[WHAT YOU HAVE TO DO]: Copy each line below that contains "иметь".

[SOURCE RECORDS]:
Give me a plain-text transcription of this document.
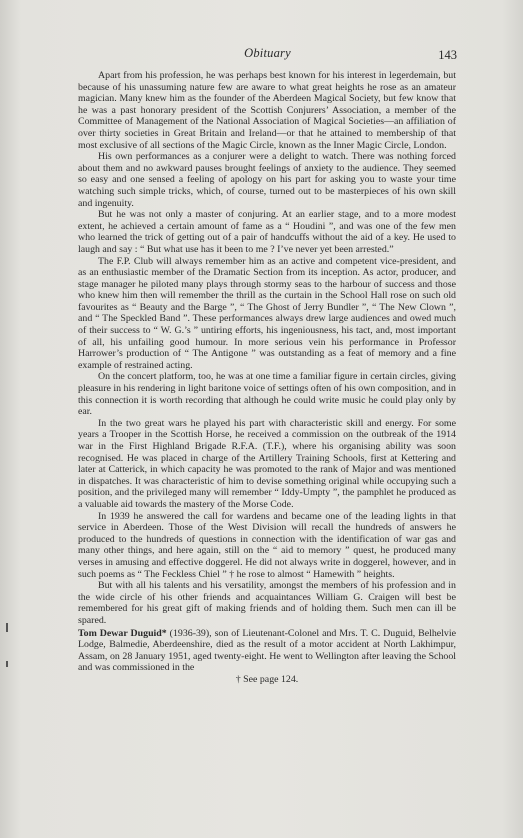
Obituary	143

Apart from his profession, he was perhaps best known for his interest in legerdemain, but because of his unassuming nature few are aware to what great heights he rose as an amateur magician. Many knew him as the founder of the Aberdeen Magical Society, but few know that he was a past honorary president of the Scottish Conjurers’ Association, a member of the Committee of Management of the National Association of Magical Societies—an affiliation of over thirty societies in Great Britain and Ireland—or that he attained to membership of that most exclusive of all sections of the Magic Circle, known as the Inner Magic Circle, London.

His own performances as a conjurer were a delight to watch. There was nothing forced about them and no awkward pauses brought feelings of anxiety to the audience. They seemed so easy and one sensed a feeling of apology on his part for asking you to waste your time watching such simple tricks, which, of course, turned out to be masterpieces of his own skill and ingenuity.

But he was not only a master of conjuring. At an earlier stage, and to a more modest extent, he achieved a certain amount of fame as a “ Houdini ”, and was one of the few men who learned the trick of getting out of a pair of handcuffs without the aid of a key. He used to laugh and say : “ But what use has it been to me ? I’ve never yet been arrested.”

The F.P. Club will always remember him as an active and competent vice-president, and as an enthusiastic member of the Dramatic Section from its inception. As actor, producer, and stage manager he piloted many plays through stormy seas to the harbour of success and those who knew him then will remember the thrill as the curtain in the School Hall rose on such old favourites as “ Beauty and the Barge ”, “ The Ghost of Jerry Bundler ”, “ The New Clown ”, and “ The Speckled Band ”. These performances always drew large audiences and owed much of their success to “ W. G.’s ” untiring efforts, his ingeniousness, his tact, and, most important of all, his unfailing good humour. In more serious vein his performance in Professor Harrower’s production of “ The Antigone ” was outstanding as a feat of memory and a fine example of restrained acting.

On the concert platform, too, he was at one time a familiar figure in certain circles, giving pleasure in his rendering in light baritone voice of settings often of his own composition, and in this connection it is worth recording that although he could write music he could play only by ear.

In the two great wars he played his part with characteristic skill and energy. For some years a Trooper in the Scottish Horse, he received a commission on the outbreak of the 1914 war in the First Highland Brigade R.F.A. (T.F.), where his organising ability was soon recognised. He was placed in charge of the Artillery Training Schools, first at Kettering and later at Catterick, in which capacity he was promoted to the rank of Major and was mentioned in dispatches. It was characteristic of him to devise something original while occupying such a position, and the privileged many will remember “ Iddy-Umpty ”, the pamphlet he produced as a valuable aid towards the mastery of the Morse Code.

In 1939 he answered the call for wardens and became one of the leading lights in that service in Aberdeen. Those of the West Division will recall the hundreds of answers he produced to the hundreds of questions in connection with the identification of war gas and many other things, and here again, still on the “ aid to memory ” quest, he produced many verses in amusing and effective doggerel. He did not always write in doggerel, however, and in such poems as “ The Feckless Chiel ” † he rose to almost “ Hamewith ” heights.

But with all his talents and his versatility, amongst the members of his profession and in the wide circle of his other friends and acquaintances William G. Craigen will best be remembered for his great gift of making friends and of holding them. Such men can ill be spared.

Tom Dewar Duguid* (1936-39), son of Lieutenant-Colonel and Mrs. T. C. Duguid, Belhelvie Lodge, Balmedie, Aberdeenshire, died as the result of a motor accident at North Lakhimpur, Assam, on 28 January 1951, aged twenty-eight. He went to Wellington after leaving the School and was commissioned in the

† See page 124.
--
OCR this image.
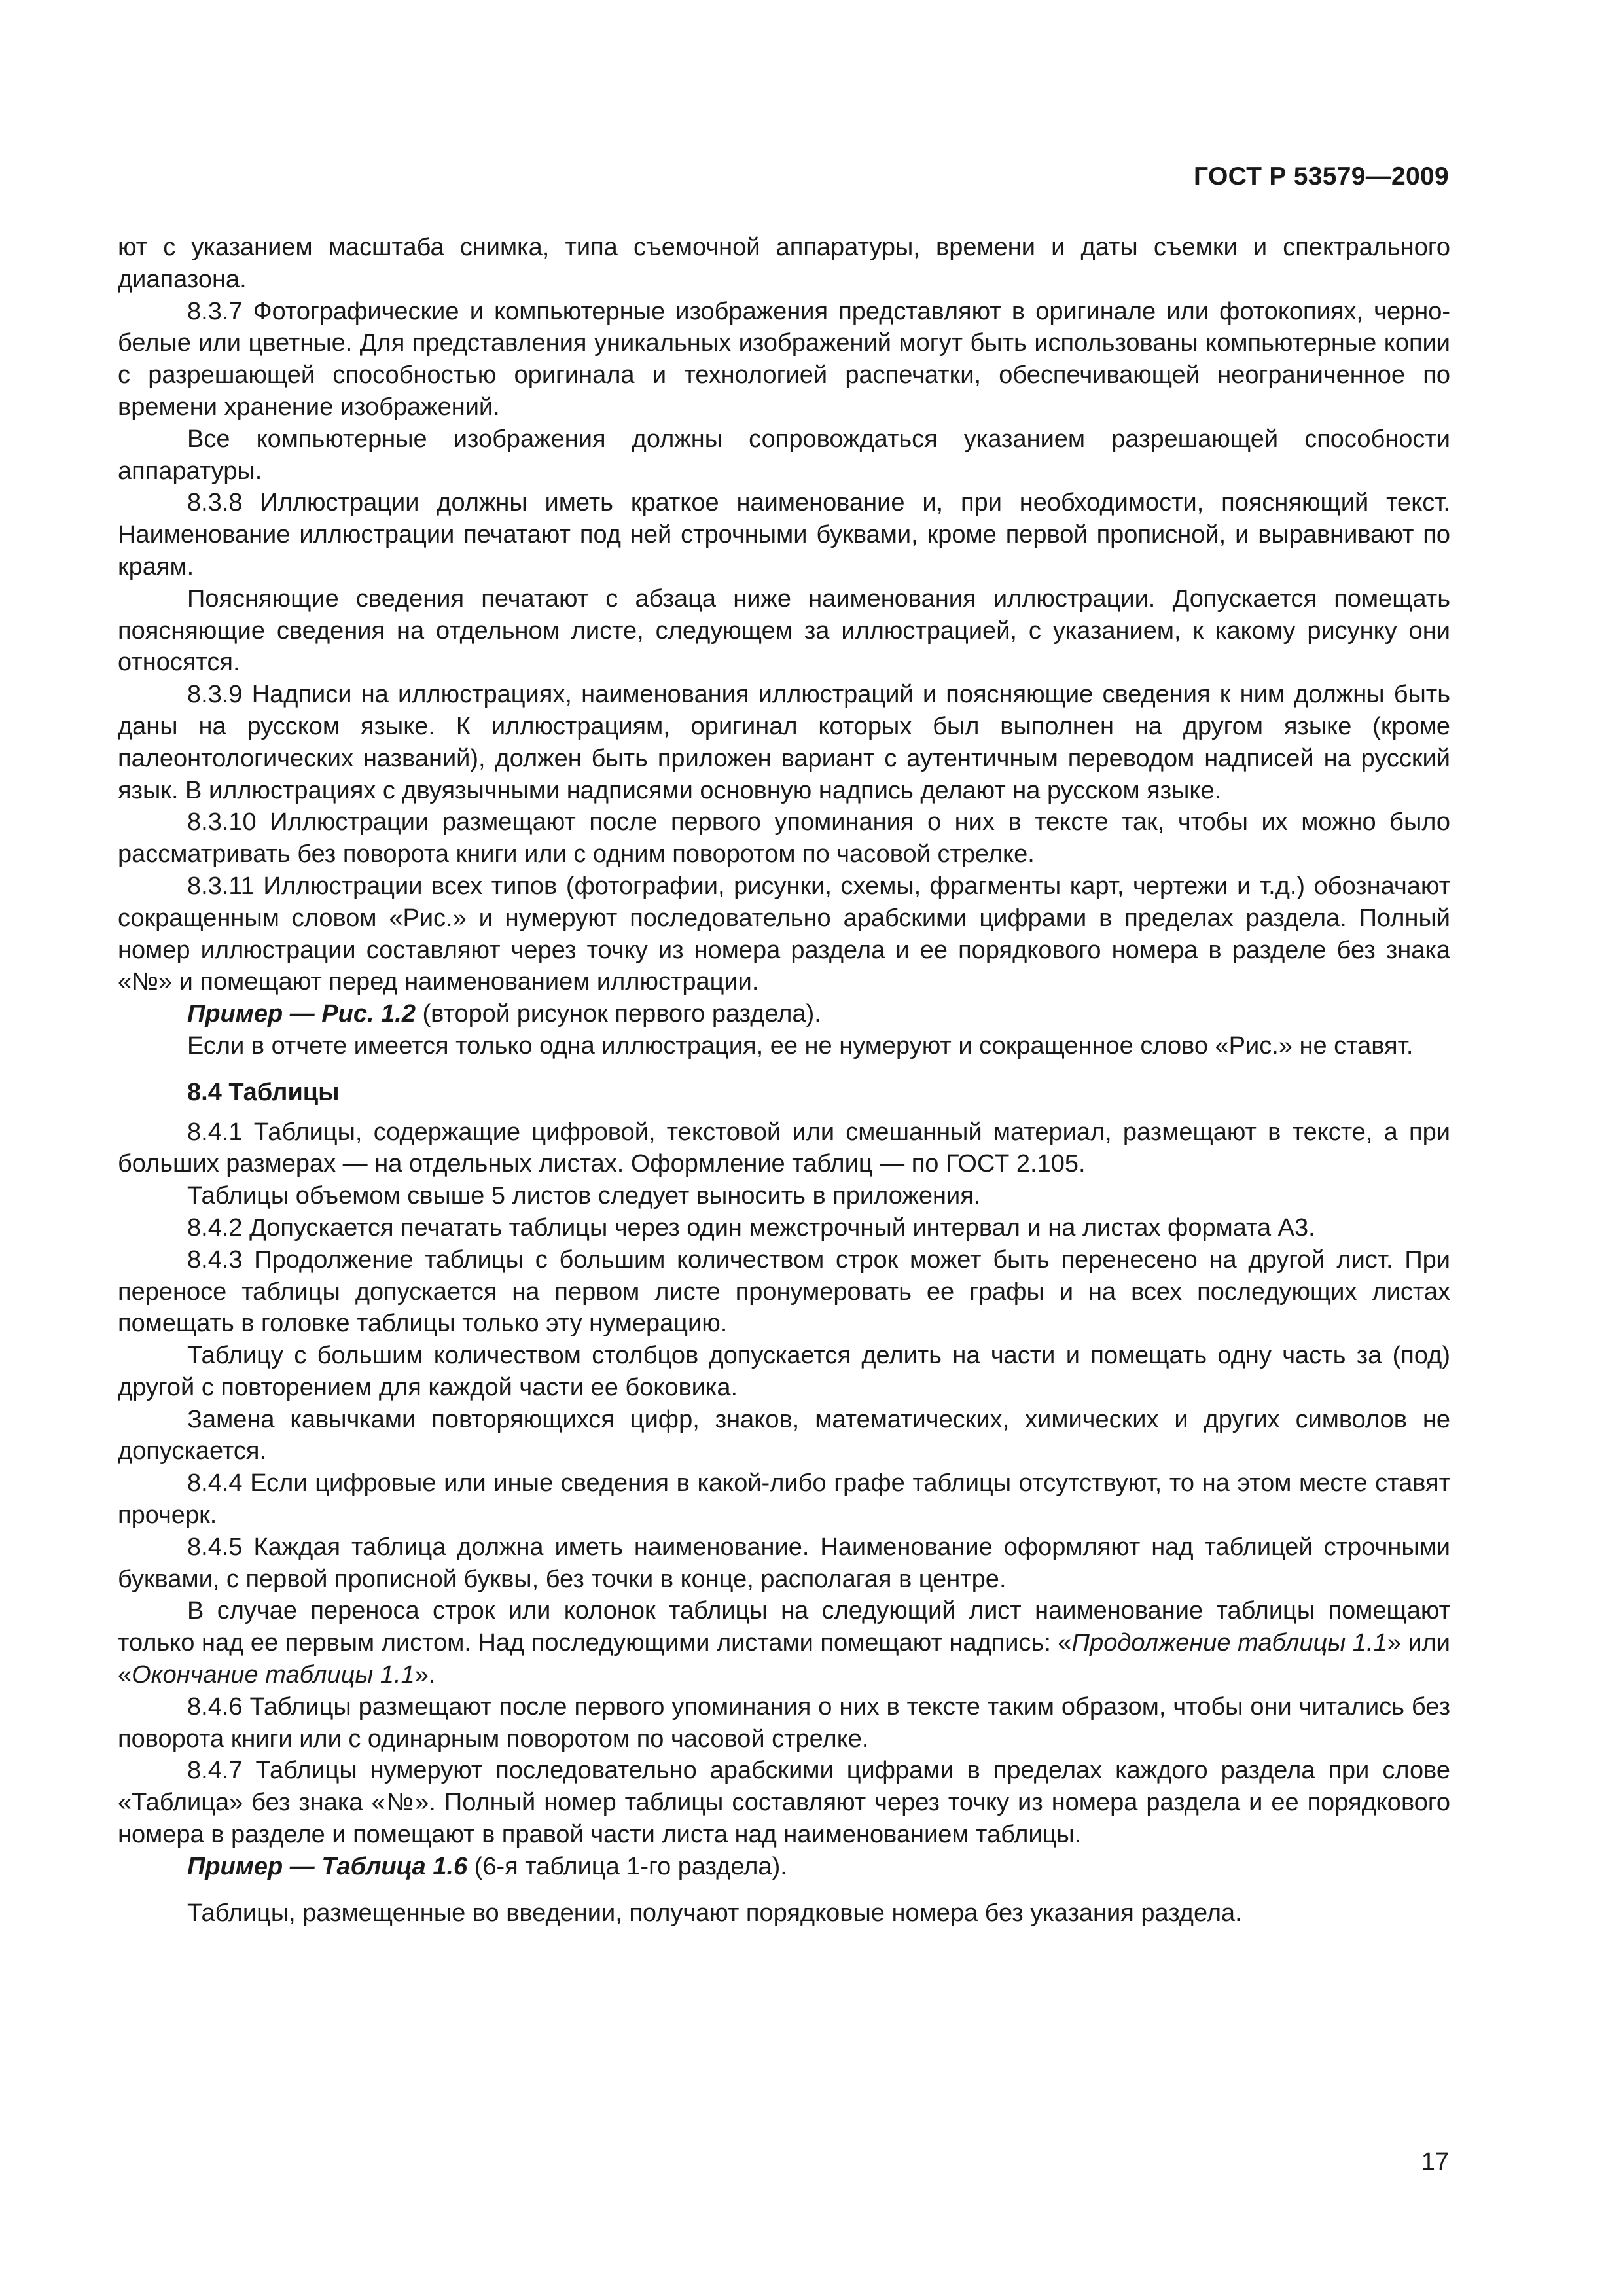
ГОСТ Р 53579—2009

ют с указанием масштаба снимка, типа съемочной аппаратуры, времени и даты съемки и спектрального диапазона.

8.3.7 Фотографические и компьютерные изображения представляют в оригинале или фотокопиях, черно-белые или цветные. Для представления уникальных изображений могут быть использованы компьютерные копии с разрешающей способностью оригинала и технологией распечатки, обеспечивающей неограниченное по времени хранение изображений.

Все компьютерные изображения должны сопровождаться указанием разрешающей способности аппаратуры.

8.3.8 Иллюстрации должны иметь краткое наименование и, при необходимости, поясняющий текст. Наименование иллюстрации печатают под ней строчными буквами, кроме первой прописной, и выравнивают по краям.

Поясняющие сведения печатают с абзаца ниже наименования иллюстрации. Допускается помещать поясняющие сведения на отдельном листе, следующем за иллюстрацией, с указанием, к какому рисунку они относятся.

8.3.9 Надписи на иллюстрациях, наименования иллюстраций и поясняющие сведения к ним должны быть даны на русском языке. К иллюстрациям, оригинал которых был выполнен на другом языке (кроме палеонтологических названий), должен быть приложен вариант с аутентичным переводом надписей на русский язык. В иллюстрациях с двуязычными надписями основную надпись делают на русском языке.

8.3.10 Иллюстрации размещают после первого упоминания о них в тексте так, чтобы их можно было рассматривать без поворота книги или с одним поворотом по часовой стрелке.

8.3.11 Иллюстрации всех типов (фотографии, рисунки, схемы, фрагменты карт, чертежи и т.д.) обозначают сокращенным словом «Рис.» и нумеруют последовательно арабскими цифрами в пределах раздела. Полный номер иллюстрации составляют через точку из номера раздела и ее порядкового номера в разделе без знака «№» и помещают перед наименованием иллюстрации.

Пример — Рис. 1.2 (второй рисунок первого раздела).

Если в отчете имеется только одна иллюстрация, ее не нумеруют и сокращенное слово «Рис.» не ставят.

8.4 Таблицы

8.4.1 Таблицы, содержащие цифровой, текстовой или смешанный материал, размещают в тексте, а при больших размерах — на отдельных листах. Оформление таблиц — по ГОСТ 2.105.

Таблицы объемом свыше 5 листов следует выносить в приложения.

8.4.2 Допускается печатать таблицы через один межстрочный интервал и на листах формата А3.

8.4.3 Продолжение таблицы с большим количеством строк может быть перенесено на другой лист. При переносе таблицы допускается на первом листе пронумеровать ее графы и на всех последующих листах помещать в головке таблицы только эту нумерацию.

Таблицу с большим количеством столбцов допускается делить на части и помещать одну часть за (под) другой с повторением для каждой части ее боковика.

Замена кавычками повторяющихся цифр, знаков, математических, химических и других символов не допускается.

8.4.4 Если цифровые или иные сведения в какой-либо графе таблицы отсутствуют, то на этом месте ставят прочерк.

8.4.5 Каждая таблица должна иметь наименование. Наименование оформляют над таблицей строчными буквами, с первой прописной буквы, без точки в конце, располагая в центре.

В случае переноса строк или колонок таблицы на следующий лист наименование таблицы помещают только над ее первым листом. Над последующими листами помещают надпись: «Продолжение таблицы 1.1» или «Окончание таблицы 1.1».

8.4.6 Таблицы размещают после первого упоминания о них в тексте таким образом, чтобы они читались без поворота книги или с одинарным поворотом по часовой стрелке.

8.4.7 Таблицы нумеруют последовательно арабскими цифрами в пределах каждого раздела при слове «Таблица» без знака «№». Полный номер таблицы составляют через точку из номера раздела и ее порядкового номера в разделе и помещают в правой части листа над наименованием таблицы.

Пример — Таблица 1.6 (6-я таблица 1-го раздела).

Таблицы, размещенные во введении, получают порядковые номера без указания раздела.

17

[CORRECT RESPONSE]:
8.3.8 Иллюстрации должны иметь краткое наименование и, при необходимости, поясняющий текст. Наименование иллюстрации печатают под ней строчными буквами, кроме первой прописной, и выравнивают по краям.
8.4.5 Каждая таблица должна иметь наименование. Наименование оформляют над таблицей строчными буквами, с первой прописной буквы, без точки в конце, располагая в центре.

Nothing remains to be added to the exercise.